◆ Written exercise: Find the string "Años" and gather every line that holds it.

◆ Entries:
* * * * * * *

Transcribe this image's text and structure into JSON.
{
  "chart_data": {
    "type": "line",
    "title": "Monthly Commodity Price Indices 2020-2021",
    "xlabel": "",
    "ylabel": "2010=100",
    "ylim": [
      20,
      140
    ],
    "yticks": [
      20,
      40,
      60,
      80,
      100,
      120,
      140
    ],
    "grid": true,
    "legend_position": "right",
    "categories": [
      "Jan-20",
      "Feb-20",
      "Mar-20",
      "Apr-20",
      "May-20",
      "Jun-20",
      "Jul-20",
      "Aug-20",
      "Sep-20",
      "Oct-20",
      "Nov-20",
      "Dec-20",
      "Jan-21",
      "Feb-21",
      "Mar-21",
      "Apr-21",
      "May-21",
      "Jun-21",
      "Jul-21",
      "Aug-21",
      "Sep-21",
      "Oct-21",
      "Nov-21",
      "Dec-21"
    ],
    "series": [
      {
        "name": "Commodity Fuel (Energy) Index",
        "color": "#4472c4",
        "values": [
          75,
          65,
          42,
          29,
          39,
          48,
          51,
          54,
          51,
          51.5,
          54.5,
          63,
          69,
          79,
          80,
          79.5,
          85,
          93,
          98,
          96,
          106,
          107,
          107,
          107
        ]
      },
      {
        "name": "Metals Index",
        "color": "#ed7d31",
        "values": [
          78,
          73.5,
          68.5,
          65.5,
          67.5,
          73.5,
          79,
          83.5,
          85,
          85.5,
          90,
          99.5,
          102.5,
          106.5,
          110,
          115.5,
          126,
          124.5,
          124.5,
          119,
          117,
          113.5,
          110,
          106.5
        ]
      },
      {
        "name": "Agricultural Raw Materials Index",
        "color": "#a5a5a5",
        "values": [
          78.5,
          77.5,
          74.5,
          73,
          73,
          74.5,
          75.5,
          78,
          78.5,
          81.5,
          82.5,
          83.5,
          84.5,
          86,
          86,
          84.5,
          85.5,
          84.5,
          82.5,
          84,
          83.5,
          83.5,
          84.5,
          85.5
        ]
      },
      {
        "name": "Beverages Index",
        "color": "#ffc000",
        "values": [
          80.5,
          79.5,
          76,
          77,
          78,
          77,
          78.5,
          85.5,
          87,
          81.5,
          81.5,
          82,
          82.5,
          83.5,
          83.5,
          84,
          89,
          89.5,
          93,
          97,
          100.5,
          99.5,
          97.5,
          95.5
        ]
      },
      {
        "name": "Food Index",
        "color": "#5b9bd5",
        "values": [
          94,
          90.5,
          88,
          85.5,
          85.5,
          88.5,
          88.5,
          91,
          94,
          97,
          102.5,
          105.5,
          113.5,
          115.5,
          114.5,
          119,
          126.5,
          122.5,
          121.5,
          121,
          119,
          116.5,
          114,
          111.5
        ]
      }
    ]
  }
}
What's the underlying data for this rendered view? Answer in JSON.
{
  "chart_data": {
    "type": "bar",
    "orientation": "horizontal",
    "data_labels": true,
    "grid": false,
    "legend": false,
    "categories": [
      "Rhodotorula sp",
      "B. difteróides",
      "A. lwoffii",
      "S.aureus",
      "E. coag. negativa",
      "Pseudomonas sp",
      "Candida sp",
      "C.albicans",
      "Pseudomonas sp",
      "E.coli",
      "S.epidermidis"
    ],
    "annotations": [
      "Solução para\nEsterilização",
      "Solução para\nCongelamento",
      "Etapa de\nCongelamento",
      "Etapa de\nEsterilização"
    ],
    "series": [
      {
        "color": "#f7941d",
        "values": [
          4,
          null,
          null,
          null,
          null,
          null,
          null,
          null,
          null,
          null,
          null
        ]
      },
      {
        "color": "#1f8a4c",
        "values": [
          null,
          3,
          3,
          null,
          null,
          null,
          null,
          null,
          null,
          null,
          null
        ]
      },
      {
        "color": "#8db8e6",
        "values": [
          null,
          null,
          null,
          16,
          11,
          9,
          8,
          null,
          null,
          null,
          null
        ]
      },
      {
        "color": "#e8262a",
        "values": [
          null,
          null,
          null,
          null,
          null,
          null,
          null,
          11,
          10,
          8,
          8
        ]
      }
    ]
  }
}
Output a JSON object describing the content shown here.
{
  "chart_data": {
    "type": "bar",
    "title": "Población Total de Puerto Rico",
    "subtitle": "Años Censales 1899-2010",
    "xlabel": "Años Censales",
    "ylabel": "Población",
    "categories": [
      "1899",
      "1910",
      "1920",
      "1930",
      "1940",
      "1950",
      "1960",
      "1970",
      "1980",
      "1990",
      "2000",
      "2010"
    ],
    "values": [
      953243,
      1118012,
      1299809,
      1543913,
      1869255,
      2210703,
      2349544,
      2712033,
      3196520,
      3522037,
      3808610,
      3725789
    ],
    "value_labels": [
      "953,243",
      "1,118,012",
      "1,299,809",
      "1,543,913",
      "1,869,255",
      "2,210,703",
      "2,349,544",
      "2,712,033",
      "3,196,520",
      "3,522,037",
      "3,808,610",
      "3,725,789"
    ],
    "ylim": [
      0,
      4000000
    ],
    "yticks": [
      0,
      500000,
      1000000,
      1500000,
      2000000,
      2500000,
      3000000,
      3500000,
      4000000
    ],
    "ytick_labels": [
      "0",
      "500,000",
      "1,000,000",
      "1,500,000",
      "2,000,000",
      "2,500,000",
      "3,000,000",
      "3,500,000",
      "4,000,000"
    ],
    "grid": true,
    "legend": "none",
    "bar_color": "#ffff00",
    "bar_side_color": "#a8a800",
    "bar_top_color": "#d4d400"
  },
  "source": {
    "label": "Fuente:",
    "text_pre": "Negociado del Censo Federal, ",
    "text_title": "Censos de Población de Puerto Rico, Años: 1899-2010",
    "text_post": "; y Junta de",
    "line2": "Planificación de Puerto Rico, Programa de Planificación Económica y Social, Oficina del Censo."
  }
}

* * * * * * *

◆ Exercise answer:
    "subtitle": "Años Censales 1899-2010",
    "xlabel": "Años Censales",
    "text_title": "Censos de Población de Puerto Rico, Años: 1899-2010",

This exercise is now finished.